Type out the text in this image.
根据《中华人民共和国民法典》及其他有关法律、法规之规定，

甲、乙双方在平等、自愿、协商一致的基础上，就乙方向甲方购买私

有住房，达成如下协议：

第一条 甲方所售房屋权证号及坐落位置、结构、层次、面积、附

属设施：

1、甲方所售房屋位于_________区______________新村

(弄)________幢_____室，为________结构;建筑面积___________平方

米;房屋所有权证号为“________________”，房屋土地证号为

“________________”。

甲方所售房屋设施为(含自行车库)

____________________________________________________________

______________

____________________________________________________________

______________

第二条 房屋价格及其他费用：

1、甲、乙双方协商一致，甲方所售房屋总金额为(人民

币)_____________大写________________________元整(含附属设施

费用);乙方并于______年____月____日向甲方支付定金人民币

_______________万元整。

================================

** What the task requires **
Exactly as they are written, print the entries again.

** Solution to this problem **
Type out the text in this image.
根据《中华人民共和国民法典》及其他有关法律、法规之规定，

甲、乙双方在平等、自愿、协商一致的基础上，就乙方向甲方购买私

有住房，达成如下协议：

第一条 甲方所售房屋权证号及坐落位置、结构、层次、面积、附

属设施：

1、甲方所售房屋位于_________区______________新村

(弄)________幢_____室，为________结构;建筑面积___________平方

米;房屋所有权证号为“________________”，房屋土地证号为

“________________”。

甲方所售房屋设施为(含自行车库)

____________________________________________________________

______________

____________________________________________________________

______________

第二条 房屋价格及其他费用：

1、甲、乙双方协商一致，甲方所售房屋总金额为(人民

币)_____________大写________________________元整(含附属设施

费用);乙方并于______年____月____日向甲方支付定金人民币

_______________万元整。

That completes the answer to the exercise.